- _Given task_
Below are the records; copy each line in them that holds the word "made".

- _Material_
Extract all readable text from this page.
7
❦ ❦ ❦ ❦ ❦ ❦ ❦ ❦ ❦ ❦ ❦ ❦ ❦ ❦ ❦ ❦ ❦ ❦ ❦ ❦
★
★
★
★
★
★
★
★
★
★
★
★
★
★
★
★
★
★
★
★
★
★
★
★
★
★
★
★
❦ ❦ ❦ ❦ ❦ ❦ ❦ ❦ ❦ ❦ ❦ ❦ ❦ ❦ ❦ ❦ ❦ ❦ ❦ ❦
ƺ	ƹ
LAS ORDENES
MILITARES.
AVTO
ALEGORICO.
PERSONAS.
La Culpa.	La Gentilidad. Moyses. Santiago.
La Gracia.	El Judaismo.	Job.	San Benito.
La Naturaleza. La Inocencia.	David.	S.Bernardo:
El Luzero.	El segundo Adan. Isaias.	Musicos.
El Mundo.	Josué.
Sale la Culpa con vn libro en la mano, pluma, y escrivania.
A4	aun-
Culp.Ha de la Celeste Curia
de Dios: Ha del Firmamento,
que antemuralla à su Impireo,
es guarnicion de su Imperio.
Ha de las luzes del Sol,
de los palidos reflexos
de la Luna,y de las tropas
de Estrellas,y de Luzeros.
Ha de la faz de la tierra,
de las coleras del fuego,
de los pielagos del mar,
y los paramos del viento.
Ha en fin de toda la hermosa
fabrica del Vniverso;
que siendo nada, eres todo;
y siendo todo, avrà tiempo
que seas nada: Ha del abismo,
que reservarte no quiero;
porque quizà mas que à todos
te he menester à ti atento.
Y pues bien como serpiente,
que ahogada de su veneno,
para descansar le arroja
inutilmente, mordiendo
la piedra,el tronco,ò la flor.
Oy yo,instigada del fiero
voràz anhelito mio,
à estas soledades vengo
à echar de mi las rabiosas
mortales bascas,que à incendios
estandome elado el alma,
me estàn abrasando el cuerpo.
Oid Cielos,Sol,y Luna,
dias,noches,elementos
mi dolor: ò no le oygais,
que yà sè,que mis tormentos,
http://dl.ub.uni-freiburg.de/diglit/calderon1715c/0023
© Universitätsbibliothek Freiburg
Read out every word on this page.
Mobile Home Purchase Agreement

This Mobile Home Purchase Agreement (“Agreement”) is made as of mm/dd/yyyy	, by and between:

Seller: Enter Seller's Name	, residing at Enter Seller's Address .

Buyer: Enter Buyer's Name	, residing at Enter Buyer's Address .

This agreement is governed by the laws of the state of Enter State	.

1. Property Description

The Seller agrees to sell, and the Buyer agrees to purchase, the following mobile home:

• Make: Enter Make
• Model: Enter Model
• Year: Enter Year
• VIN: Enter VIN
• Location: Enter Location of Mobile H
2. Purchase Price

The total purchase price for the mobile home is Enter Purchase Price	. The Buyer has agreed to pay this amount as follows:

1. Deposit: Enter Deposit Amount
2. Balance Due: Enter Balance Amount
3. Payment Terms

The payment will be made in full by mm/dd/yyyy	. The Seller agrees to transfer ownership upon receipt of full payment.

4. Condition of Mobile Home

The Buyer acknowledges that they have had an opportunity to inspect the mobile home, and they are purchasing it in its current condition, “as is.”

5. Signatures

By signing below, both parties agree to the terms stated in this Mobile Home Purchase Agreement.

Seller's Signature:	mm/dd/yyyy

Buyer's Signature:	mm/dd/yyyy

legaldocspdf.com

- _Result of the exercise_
This Mobile Home Purchase Agreement (“Agreement”) is made as of mm/dd/yyyy	, by and between:
The payment will be made in full by mm/dd/yyyy	. The Seller agrees to transfer ownership upon receipt of full payment.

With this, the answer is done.